GIVEN EXERCISE:
Output only the count of lines that contain "classmatelin".

** BEGIN MATERIAL FOR THE TASK **

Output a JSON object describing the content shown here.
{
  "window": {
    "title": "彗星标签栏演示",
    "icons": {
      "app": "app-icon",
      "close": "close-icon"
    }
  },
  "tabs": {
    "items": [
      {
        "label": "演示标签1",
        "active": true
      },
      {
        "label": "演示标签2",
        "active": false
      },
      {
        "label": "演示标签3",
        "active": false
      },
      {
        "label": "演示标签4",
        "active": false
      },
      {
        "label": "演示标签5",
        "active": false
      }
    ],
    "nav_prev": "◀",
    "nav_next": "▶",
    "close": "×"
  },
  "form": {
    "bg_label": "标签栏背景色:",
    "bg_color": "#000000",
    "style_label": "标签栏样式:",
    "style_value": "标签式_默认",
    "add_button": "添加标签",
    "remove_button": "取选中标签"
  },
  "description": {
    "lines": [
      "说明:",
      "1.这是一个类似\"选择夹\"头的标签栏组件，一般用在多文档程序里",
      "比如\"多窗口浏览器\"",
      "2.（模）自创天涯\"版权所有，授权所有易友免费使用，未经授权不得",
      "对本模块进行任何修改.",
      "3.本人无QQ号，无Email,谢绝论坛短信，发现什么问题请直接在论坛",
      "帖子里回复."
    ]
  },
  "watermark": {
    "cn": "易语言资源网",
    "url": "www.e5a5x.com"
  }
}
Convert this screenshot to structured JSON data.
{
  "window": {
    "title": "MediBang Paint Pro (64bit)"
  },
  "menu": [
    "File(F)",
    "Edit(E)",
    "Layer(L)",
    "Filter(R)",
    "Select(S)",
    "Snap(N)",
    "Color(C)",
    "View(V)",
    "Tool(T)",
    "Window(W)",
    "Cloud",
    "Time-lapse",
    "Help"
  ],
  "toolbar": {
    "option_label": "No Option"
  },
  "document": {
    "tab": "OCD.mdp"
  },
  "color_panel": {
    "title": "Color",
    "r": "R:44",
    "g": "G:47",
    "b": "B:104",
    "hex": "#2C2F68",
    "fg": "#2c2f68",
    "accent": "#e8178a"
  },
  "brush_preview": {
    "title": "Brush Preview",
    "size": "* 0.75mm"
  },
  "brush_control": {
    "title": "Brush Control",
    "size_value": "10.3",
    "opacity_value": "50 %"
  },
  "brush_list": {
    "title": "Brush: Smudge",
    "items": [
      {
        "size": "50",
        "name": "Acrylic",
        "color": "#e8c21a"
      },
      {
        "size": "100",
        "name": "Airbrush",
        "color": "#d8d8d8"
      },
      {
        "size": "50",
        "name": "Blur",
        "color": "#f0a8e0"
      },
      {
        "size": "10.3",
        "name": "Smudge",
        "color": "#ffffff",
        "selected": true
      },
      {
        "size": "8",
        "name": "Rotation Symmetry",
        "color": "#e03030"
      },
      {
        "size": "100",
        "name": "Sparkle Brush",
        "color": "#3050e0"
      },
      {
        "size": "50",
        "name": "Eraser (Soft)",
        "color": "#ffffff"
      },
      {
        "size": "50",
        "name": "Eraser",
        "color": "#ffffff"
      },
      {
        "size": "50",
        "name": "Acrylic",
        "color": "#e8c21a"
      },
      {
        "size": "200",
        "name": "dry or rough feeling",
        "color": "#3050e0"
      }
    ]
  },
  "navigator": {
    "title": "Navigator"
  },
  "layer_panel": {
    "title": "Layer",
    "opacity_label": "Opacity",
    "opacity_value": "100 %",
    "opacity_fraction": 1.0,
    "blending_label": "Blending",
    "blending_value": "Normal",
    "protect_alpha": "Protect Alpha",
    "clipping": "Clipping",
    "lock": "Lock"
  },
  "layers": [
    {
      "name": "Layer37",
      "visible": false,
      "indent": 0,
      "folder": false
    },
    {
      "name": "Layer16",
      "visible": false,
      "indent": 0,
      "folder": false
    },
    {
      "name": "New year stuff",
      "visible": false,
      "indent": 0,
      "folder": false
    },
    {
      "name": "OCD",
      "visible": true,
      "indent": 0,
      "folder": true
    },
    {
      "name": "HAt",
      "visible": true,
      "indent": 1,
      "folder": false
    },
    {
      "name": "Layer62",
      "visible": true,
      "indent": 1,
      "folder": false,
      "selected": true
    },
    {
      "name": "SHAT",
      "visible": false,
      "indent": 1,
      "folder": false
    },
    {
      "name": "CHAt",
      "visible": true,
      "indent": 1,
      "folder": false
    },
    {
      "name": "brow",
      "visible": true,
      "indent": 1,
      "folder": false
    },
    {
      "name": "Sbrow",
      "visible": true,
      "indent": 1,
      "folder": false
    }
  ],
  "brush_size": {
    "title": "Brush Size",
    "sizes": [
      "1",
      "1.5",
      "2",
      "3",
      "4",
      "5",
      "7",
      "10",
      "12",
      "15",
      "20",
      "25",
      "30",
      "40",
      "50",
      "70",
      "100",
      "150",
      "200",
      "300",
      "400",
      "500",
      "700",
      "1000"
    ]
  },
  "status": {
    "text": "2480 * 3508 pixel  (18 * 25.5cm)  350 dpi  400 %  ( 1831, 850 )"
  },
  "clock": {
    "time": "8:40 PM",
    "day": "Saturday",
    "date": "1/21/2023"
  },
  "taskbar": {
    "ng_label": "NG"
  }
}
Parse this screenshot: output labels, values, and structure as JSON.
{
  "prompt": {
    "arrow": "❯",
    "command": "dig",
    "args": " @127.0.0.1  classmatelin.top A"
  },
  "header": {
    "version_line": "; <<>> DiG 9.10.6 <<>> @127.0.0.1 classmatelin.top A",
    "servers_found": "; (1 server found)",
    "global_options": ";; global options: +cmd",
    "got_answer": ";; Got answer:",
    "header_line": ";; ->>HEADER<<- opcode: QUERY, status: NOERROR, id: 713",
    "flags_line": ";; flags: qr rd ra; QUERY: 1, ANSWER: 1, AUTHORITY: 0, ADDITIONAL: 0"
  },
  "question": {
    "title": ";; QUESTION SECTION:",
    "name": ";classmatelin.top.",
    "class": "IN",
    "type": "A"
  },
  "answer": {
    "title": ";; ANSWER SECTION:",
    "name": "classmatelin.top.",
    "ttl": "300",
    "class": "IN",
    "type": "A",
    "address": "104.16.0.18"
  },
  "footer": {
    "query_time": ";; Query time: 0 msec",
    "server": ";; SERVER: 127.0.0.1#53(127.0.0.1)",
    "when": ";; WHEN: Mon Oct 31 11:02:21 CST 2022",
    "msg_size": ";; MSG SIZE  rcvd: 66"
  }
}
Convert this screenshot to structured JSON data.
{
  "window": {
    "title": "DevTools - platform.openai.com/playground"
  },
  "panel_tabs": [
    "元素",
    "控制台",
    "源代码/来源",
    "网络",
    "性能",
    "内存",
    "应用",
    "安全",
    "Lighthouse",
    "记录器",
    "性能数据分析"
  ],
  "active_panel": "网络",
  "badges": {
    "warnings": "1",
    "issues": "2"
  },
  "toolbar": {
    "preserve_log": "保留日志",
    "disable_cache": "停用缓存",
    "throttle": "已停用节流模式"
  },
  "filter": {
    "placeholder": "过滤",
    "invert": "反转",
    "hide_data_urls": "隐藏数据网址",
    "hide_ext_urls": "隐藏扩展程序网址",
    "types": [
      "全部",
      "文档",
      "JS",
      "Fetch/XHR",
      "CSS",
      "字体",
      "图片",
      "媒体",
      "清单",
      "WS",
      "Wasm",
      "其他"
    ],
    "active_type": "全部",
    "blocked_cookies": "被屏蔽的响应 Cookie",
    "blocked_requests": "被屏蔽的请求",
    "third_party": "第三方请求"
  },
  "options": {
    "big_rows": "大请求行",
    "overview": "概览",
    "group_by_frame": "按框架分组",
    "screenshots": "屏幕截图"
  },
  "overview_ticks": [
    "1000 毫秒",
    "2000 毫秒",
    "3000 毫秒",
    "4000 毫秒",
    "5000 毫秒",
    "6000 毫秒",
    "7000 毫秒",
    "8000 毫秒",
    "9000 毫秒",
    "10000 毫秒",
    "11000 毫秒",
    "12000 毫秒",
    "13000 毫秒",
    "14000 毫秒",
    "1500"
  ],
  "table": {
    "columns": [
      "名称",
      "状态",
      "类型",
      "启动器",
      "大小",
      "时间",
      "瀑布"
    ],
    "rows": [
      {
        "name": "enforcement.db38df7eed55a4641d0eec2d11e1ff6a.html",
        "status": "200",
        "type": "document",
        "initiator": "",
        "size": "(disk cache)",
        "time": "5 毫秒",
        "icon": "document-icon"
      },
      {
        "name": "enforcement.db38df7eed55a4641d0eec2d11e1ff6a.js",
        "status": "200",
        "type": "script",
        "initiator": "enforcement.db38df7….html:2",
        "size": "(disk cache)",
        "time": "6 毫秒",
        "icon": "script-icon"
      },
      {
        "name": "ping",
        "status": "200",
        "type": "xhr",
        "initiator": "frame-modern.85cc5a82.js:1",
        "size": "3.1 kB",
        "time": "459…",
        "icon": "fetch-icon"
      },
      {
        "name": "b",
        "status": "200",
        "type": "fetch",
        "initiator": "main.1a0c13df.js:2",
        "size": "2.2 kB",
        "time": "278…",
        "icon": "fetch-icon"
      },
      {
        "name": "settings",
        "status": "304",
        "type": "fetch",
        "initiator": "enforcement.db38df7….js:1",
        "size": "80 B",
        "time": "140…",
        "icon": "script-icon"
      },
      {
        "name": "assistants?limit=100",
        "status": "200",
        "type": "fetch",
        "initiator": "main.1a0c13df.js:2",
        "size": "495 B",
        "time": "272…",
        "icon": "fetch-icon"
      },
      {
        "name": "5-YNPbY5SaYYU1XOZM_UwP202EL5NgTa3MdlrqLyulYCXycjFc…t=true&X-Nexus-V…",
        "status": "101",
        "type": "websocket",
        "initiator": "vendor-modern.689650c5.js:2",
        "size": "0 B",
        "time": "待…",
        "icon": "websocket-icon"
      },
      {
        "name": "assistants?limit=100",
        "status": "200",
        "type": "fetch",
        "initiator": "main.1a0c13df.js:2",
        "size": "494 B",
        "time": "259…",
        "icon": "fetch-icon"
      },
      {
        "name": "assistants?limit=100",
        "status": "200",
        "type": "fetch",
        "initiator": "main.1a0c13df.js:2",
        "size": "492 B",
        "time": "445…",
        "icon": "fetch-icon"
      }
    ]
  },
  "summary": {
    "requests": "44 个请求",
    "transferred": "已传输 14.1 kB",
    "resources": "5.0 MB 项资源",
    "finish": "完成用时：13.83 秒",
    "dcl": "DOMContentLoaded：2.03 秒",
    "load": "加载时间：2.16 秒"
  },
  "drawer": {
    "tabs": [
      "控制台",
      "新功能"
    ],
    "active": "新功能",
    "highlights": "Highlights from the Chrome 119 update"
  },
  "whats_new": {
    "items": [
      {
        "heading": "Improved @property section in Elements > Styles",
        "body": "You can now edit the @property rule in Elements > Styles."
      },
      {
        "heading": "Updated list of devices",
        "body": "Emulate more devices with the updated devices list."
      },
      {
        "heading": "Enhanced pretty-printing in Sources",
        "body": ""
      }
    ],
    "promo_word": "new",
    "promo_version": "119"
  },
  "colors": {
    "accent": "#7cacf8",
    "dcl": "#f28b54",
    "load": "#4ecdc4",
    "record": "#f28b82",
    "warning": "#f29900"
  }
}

** END MATERIAL FOR THE TASK **

TASK RESPONSE:
4